### Instruction
Collect all lines from the records below that include the word "JSON".

### Records from a data collection
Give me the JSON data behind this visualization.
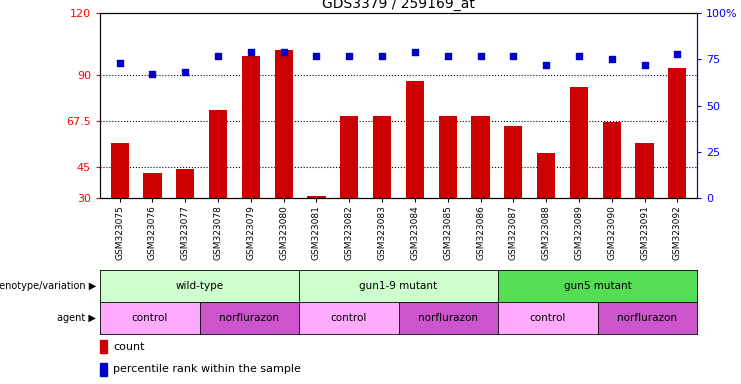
{
  "title": "GDS3379 / 259169_at",
  "samples": [
    "GSM323075",
    "GSM323076",
    "GSM323077",
    "GSM323078",
    "GSM323079",
    "GSM323080",
    "GSM323081",
    "GSM323082",
    "GSM323083",
    "GSM323084",
    "GSM323085",
    "GSM323086",
    "GSM323087",
    "GSM323088",
    "GSM323089",
    "GSM323090",
    "GSM323091",
    "GSM323092"
  ],
  "bar_values": [
    57,
    42,
    44,
    73,
    99,
    102,
    31,
    70,
    70,
    87,
    70,
    70,
    65,
    52,
    84,
    67,
    57,
    93
  ],
  "dot_values_pct": [
    73,
    67,
    68,
    77,
    79,
    79,
    77,
    77,
    77,
    79,
    77,
    77,
    77,
    72,
    77,
    75,
    72,
    78
  ],
  "bar_color": "#cc0000",
  "dot_color": "#0000cc",
  "ylim_left": [
    30,
    120
  ],
  "ylim_right": [
    0,
    100
  ],
  "yticks_left": [
    30,
    45,
    67.5,
    90,
    120
  ],
  "ytick_labels_left": [
    "30",
    "45",
    "67.5",
    "90",
    "120"
  ],
  "yticks_right": [
    0,
    25,
    50,
    75,
    100
  ],
  "ytick_labels_right": [
    "0",
    "25",
    "50",
    "75",
    "100%"
  ],
  "hlines": [
    90,
    67.5,
    45,
    30
  ],
  "genotype_groups": [
    {
      "label": "wild-type",
      "start": 0,
      "end": 5,
      "color": "#ccffcc"
    },
    {
      "label": "gun1-9 mutant",
      "start": 6,
      "end": 11,
      "color": "#ccffcc"
    },
    {
      "label": "gun5 mutant",
      "start": 12,
      "end": 17,
      "color": "#55dd55"
    }
  ],
  "agent_groups": [
    {
      "label": "control",
      "start": 0,
      "end": 2,
      "color": "#ffaaff"
    },
    {
      "label": "norflurazon",
      "start": 3,
      "end": 5,
      "color": "#cc55cc"
    },
    {
      "label": "control",
      "start": 6,
      "end": 8,
      "color": "#ffaaff"
    },
    {
      "label": "norflurazon",
      "start": 9,
      "end": 11,
      "color": "#cc55cc"
    },
    {
      "label": "control",
      "start": 12,
      "end": 14,
      "color": "#ffaaff"
    },
    {
      "label": "norflurazon",
      "start": 15,
      "end": 17,
      "color": "#cc55cc"
    }
  ],
  "legend_count_color": "#cc0000",
  "legend_dot_color": "#0000cc",
  "bg_color": "#ffffff"
}
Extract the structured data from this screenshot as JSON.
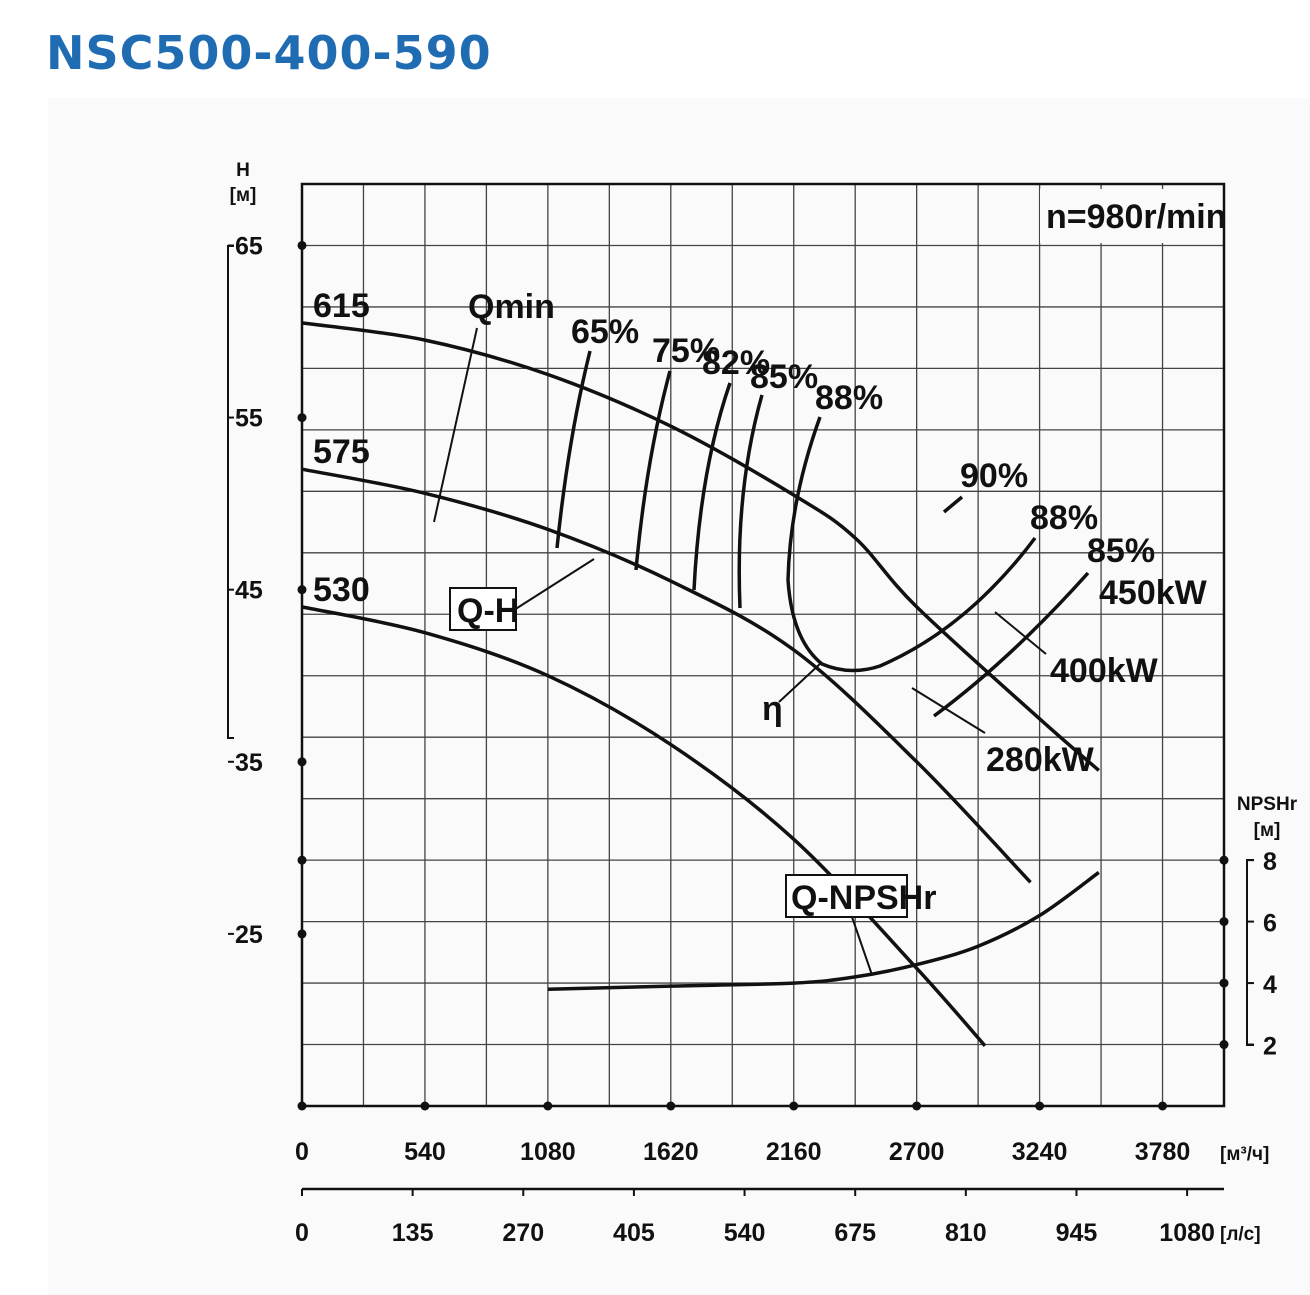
{
  "title": "NSC500-400-590",
  "chart_data": {
    "type": "line",
    "speed_label": "n=980r/min",
    "head_axis": {
      "label": "H",
      "unit": "[м]",
      "ticks": [
        "65",
        "55",
        "45",
        "35",
        "25"
      ],
      "range": [
        15,
        65
      ]
    },
    "npsh_axis": {
      "label": "NPSHr",
      "unit": "[м]",
      "ticks": [
        "8",
        "6",
        "4",
        "2"
      ],
      "range": [
        2,
        8
      ]
    },
    "flow_axis_m3h": {
      "unit": "[м³/ч]",
      "ticks": [
        "0",
        "540",
        "1080",
        "1620",
        "2160",
        "2700",
        "3240",
        "3780"
      ],
      "range": [
        0,
        4050
      ]
    },
    "flow_axis_ls": {
      "unit": "[л/с]",
      "ticks": [
        "0",
        "135",
        "270",
        "405",
        "540",
        "675",
        "810",
        "945",
        "1080"
      ],
      "range": [
        0,
        1125
      ]
    },
    "qh_curves": [
      {
        "impeller": "615",
        "q_m3h": [
          0,
          540,
          1080,
          1620,
          2160,
          2430,
          2700,
          3240,
          3500
        ],
        "h_m": [
          60.5,
          59.5,
          57.5,
          54.5,
          50.5,
          48.0,
          44.0,
          37.5,
          34.5
        ]
      },
      {
        "impeller": "575",
        "q_m3h": [
          0,
          540,
          1080,
          1620,
          2160,
          2700,
          3200
        ],
        "h_m": [
          52.0,
          50.6,
          48.5,
          45.5,
          41.5,
          35.0,
          28.0
        ]
      },
      {
        "impeller": "530",
        "q_m3h": [
          0,
          540,
          1080,
          1620,
          2160,
          2700,
          3000
        ],
        "h_m": [
          44.0,
          42.5,
          40.0,
          36.0,
          30.5,
          23.0,
          18.5
        ]
      }
    ],
    "labels": {
      "qh": "Q-H",
      "qmin": "Qmin",
      "efficiency_symbol": "η",
      "npsh": "Q-NPSHr",
      "efficiency_top": [
        "65%",
        "75%",
        "82%",
        "85%",
        "88%",
        "90%"
      ],
      "efficiency_right": [
        "88%",
        "85%"
      ],
      "power": [
        "450kW",
        "400kW",
        "280kW"
      ]
    },
    "npsh_curve": {
      "q_m3h": [
        1080,
        1620,
        2160,
        2430,
        2700,
        2970,
        3240,
        3500
      ],
      "npshr_m": [
        3.8,
        3.9,
        4.0,
        4.2,
        4.6,
        5.2,
        6.2,
        7.6
      ]
    }
  }
}
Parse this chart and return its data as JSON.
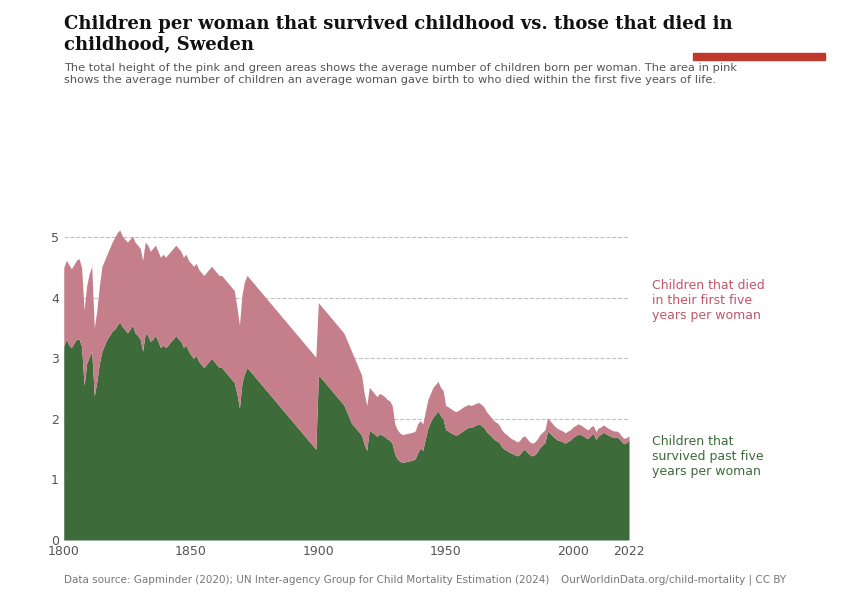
{
  "title_line1": "Children per woman that survived childhood vs. those that died in",
  "title_line2": "childhood, Sweden",
  "subtitle": "The total height of the pink and green areas shows the average number of children born per woman. The area in pink\nshows the average number of children an average woman gave birth to who died within the first five years of life.",
  "datasource": "Data source: Gapminder (2020); UN Inter-agency Group for Child Mortality Estimation (2024)",
  "url": "OurWorldinData.org/child-mortality | CC BY",
  "xlim": [
    1800,
    2022
  ],
  "ylim": [
    0,
    5.5
  ],
  "yticks": [
    0,
    1,
    2,
    3,
    4,
    5
  ],
  "xticks": [
    1800,
    1850,
    1900,
    1950,
    2000,
    2022
  ],
  "color_survived": "#3d6b3a",
  "color_died": "#c47f8b",
  "color_annotation_died": "#c0566a",
  "color_annotation_survived": "#3d6b3a",
  "background_color": "#ffffff",
  "logo_bg": "#1a2e4a",
  "logo_red": "#c0392b",
  "years": [
    1800,
    1801,
    1802,
    1803,
    1804,
    1805,
    1806,
    1807,
    1808,
    1809,
    1810,
    1811,
    1812,
    1813,
    1814,
    1815,
    1816,
    1817,
    1818,
    1819,
    1820,
    1821,
    1822,
    1823,
    1824,
    1825,
    1826,
    1827,
    1828,
    1829,
    1830,
    1831,
    1832,
    1833,
    1834,
    1835,
    1836,
    1837,
    1838,
    1839,
    1840,
    1841,
    1842,
    1843,
    1844,
    1845,
    1846,
    1847,
    1848,
    1849,
    1850,
    1851,
    1852,
    1853,
    1854,
    1855,
    1856,
    1857,
    1858,
    1859,
    1860,
    1861,
    1862,
    1863,
    1864,
    1865,
    1866,
    1867,
    1868,
    1869,
    1870,
    1871,
    1872,
    1873,
    1874,
    1875,
    1876,
    1877,
    1878,
    1879,
    1880,
    1881,
    1882,
    1883,
    1884,
    1885,
    1886,
    1887,
    1888,
    1889,
    1890,
    1891,
    1892,
    1893,
    1894,
    1895,
    1896,
    1897,
    1898,
    1899,
    1900,
    1901,
    1902,
    1903,
    1904,
    1905,
    1906,
    1907,
    1908,
    1909,
    1910,
    1911,
    1912,
    1913,
    1914,
    1915,
    1916,
    1917,
    1918,
    1919,
    1920,
    1921,
    1922,
    1923,
    1924,
    1925,
    1926,
    1927,
    1928,
    1929,
    1930,
    1931,
    1932,
    1933,
    1934,
    1935,
    1936,
    1937,
    1938,
    1939,
    1940,
    1941,
    1942,
    1943,
    1944,
    1945,
    1946,
    1947,
    1948,
    1949,
    1950,
    1951,
    1952,
    1953,
    1954,
    1955,
    1956,
    1957,
    1958,
    1959,
    1960,
    1961,
    1962,
    1963,
    1964,
    1965,
    1966,
    1967,
    1968,
    1969,
    1970,
    1971,
    1972,
    1973,
    1974,
    1975,
    1976,
    1977,
    1978,
    1979,
    1980,
    1981,
    1982,
    1983,
    1984,
    1985,
    1986,
    1987,
    1988,
    1989,
    1990,
    1991,
    1992,
    1993,
    1994,
    1995,
    1996,
    1997,
    1998,
    1999,
    2000,
    2001,
    2002,
    2003,
    2004,
    2005,
    2006,
    2007,
    2008,
    2009,
    2010,
    2011,
    2012,
    2013,
    2014,
    2015,
    2016,
    2017,
    2018,
    2019,
    2020,
    2021,
    2022
  ],
  "total_fertility": [
    4.5,
    4.62,
    4.55,
    4.48,
    4.55,
    4.62,
    4.65,
    4.5,
    3.8,
    4.2,
    4.4,
    4.52,
    3.5,
    3.8,
    4.2,
    4.52,
    4.62,
    4.72,
    4.82,
    4.92,
    5.0,
    5.08,
    5.12,
    5.02,
    4.97,
    4.92,
    4.97,
    5.02,
    4.92,
    4.87,
    4.82,
    4.62,
    4.92,
    4.87,
    4.77,
    4.82,
    4.87,
    4.77,
    4.67,
    4.72,
    4.67,
    4.72,
    4.77,
    4.82,
    4.87,
    4.82,
    4.77,
    4.67,
    4.72,
    4.62,
    4.57,
    4.52,
    4.57,
    4.47,
    4.42,
    4.37,
    4.42,
    4.47,
    4.52,
    4.47,
    4.42,
    4.37,
    4.37,
    4.32,
    4.27,
    4.22,
    4.17,
    4.12,
    3.85,
    3.55,
    4.05,
    4.27,
    4.37,
    4.32,
    4.27,
    4.22,
    4.17,
    4.12,
    4.07,
    4.02,
    3.97,
    3.92,
    3.87,
    3.82,
    3.77,
    3.72,
    3.67,
    3.62,
    3.57,
    3.52,
    3.47,
    3.42,
    3.37,
    3.32,
    3.27,
    3.22,
    3.17,
    3.12,
    3.07,
    3.02,
    3.92,
    3.87,
    3.82,
    3.77,
    3.72,
    3.67,
    3.62,
    3.57,
    3.52,
    3.47,
    3.42,
    3.32,
    3.22,
    3.12,
    3.02,
    2.92,
    2.82,
    2.72,
    2.42,
    2.22,
    2.52,
    2.47,
    2.42,
    2.37,
    2.42,
    2.4,
    2.37,
    2.32,
    2.3,
    2.22,
    1.92,
    1.82,
    1.77,
    1.74,
    1.75,
    1.76,
    1.77,
    1.78,
    1.8,
    1.92,
    1.97,
    1.92,
    2.12,
    2.32,
    2.42,
    2.52,
    2.57,
    2.62,
    2.52,
    2.47,
    2.22,
    2.2,
    2.17,
    2.14,
    2.12,
    2.14,
    2.17,
    2.2,
    2.22,
    2.24,
    2.22,
    2.24,
    2.26,
    2.27,
    2.24,
    2.2,
    2.12,
    2.07,
    2.02,
    1.97,
    1.94,
    1.9,
    1.82,
    1.77,
    1.74,
    1.7,
    1.67,
    1.65,
    1.62,
    1.64,
    1.7,
    1.72,
    1.67,
    1.62,
    1.6,
    1.62,
    1.67,
    1.74,
    1.78,
    1.82,
    2.02,
    1.97,
    1.92,
    1.87,
    1.84,
    1.82,
    1.8,
    1.77,
    1.8,
    1.82,
    1.87,
    1.89,
    1.92,
    1.9,
    1.87,
    1.84,
    1.82,
    1.87,
    1.89,
    1.79,
    1.85,
    1.87,
    1.9,
    1.87,
    1.84,
    1.82,
    1.8,
    1.8,
    1.78,
    1.72,
    1.68,
    1.69,
    1.72
  ],
  "survived_fertility": [
    3.2,
    3.32,
    3.22,
    3.18,
    3.25,
    3.32,
    3.32,
    3.2,
    2.55,
    2.92,
    3.02,
    3.12,
    2.38,
    2.62,
    2.92,
    3.12,
    3.22,
    3.32,
    3.38,
    3.45,
    3.48,
    3.55,
    3.6,
    3.52,
    3.48,
    3.42,
    3.48,
    3.55,
    3.42,
    3.38,
    3.32,
    3.12,
    3.42,
    3.38,
    3.28,
    3.32,
    3.38,
    3.28,
    3.18,
    3.22,
    3.18,
    3.22,
    3.28,
    3.32,
    3.38,
    3.32,
    3.28,
    3.18,
    3.22,
    3.12,
    3.05,
    3.0,
    3.05,
    2.95,
    2.9,
    2.85,
    2.9,
    2.95,
    3.0,
    2.95,
    2.9,
    2.85,
    2.85,
    2.8,
    2.75,
    2.7,
    2.65,
    2.6,
    2.42,
    2.18,
    2.6,
    2.75,
    2.85,
    2.8,
    2.75,
    2.7,
    2.65,
    2.6,
    2.55,
    2.5,
    2.45,
    2.4,
    2.35,
    2.3,
    2.25,
    2.2,
    2.15,
    2.1,
    2.05,
    2.0,
    1.95,
    1.9,
    1.85,
    1.8,
    1.75,
    1.7,
    1.65,
    1.6,
    1.55,
    1.5,
    2.72,
    2.68,
    2.63,
    2.58,
    2.53,
    2.48,
    2.43,
    2.38,
    2.33,
    2.28,
    2.23,
    2.13,
    2.03,
    1.93,
    1.88,
    1.83,
    1.78,
    1.73,
    1.58,
    1.48,
    1.82,
    1.78,
    1.75,
    1.71,
    1.75,
    1.73,
    1.71,
    1.67,
    1.65,
    1.59,
    1.42,
    1.34,
    1.3,
    1.28,
    1.29,
    1.3,
    1.31,
    1.32,
    1.34,
    1.44,
    1.52,
    1.48,
    1.67,
    1.85,
    1.95,
    2.03,
    2.08,
    2.13,
    2.05,
    2.0,
    1.82,
    1.8,
    1.77,
    1.75,
    1.73,
    1.75,
    1.78,
    1.81,
    1.84,
    1.86,
    1.86,
    1.88,
    1.9,
    1.92,
    1.89,
    1.86,
    1.79,
    1.75,
    1.71,
    1.66,
    1.64,
    1.61,
    1.54,
    1.5,
    1.48,
    1.45,
    1.43,
    1.41,
    1.39,
    1.41,
    1.47,
    1.5,
    1.45,
    1.41,
    1.39,
    1.41,
    1.46,
    1.53,
    1.57,
    1.61,
    1.8,
    1.76,
    1.72,
    1.68,
    1.65,
    1.64,
    1.62,
    1.6,
    1.63,
    1.65,
    1.7,
    1.72,
    1.75,
    1.74,
    1.72,
    1.69,
    1.68,
    1.73,
    1.76,
    1.66,
    1.72,
    1.75,
    1.78,
    1.75,
    1.73,
    1.71,
    1.69,
    1.7,
    1.68,
    1.63,
    1.59,
    1.61,
    1.65
  ]
}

### Result for this task
Give me the JSON data behind this visualization.
Extract the structured data from this screenshot as JSON.
Parse this chart and return its data as JSON.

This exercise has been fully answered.